» **EXERCISE BRIEF**:
Check each line of the listing below for the string "调试版本与发布版本同时存在", and copy the ones that have it.

++++

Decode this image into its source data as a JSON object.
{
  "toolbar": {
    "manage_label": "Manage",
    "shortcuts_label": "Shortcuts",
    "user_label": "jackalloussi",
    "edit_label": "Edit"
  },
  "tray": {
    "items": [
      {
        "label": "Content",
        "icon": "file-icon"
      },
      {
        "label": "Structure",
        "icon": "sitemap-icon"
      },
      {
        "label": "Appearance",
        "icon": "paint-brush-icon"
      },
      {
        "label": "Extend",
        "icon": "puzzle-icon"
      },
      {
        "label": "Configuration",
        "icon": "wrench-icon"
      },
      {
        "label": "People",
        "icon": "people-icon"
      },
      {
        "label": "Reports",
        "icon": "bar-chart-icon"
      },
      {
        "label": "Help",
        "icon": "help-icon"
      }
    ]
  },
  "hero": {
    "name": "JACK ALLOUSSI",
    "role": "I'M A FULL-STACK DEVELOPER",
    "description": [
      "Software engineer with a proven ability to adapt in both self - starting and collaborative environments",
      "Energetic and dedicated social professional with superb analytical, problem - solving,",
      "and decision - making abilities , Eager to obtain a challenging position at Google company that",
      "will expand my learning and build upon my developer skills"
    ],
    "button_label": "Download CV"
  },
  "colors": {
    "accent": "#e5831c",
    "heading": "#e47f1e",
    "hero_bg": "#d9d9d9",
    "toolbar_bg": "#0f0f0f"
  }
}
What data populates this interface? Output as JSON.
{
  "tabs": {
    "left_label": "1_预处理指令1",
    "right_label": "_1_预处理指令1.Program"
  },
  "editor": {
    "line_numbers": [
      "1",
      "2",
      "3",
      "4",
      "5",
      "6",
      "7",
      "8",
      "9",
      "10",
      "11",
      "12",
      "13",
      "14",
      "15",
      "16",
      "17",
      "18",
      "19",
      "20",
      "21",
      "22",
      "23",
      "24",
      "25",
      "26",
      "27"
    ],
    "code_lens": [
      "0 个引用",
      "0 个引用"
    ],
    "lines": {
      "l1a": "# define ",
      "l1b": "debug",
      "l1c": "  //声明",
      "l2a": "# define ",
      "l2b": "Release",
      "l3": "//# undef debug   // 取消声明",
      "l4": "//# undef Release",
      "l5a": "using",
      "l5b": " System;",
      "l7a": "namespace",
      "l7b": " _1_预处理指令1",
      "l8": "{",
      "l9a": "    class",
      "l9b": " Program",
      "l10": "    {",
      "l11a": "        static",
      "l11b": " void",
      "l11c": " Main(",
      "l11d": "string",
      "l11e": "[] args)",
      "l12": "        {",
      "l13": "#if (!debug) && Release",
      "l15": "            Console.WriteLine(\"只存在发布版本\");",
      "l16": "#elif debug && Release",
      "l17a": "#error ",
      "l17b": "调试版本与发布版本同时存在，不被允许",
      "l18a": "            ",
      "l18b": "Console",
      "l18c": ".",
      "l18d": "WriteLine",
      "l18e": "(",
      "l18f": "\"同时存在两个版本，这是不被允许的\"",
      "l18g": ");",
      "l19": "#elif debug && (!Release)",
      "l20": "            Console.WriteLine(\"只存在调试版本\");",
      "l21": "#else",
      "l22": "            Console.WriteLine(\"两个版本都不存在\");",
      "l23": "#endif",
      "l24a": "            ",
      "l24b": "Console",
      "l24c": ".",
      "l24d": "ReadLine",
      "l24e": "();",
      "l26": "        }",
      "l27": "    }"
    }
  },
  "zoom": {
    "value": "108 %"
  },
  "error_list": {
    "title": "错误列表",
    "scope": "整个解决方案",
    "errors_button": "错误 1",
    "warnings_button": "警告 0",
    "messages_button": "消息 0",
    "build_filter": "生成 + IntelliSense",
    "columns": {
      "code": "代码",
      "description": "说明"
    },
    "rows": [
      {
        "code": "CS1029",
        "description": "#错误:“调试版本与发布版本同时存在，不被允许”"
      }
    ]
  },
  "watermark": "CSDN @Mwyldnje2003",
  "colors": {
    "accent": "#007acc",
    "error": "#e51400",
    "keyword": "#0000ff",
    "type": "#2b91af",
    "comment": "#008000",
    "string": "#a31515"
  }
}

++++

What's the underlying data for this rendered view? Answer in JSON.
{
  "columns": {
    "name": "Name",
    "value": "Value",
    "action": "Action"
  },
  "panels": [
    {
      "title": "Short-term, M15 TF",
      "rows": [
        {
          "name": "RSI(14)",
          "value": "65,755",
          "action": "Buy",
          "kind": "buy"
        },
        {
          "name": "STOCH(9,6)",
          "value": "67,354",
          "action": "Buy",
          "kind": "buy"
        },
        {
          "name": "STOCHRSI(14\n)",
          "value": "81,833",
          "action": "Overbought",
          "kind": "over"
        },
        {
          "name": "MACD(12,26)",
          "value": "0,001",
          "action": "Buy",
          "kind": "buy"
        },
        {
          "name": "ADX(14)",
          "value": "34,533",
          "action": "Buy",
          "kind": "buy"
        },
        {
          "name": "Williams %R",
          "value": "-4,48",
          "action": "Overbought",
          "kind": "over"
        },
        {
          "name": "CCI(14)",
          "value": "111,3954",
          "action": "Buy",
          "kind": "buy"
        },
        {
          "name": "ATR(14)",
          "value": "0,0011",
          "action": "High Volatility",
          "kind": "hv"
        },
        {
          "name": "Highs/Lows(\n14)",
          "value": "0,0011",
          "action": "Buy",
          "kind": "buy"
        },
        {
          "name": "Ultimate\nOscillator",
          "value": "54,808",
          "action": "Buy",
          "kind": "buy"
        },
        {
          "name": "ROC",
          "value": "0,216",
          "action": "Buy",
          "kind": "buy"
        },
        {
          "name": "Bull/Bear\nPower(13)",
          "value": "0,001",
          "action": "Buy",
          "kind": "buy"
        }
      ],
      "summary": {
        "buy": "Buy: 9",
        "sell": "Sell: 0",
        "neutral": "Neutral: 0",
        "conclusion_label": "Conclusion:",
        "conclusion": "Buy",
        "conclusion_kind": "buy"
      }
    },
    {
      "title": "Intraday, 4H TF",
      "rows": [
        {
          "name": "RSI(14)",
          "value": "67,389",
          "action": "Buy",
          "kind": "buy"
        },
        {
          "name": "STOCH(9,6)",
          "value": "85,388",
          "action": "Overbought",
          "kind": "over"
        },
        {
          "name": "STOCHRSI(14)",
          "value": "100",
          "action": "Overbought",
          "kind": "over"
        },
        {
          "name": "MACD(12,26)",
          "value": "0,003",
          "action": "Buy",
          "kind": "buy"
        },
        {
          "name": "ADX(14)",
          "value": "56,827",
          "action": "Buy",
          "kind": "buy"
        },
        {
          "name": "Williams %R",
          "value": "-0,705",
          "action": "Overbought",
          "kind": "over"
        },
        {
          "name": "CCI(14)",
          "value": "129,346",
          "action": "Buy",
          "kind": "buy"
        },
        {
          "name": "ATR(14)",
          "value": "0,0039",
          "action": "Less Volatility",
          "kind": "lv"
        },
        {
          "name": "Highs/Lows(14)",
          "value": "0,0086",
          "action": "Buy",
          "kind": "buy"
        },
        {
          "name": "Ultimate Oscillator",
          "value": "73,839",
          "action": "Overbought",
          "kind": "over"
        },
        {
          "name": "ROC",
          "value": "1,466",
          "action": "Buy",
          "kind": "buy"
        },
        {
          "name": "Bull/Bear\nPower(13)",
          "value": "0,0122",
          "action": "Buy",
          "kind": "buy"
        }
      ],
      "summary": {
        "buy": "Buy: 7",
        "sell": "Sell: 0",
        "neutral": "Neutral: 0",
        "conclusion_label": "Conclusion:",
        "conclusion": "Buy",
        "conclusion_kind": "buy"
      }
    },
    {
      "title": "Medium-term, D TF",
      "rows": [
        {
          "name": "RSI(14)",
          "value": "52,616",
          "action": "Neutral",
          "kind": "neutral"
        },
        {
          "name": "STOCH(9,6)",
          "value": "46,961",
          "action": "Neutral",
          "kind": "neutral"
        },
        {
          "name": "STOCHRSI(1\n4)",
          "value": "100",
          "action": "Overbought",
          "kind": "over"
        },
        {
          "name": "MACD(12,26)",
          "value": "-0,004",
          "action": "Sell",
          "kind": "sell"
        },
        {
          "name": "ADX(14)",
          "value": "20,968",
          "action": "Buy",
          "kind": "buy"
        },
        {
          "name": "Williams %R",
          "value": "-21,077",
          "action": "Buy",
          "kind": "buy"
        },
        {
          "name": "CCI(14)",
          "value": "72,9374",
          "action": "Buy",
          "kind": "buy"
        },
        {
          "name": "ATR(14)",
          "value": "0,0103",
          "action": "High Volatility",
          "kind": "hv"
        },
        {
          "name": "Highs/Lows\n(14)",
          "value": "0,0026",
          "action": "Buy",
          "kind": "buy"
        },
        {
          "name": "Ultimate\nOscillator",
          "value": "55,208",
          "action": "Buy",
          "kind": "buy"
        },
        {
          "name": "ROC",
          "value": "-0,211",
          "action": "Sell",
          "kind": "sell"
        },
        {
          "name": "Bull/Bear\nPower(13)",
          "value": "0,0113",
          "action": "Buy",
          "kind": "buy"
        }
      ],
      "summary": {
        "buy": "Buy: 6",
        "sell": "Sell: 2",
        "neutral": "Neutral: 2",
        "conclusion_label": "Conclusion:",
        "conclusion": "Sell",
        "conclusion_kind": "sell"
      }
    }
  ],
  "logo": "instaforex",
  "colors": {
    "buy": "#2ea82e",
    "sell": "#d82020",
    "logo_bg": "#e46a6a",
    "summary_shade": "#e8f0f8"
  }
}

++++

» **RESPONSE TO THIS TASK**:
      "l17b": "调试版本与发布版本同时存在，不被允许",
        "description": "#错误:“调试版本与发布版本同时存在，不被允许”"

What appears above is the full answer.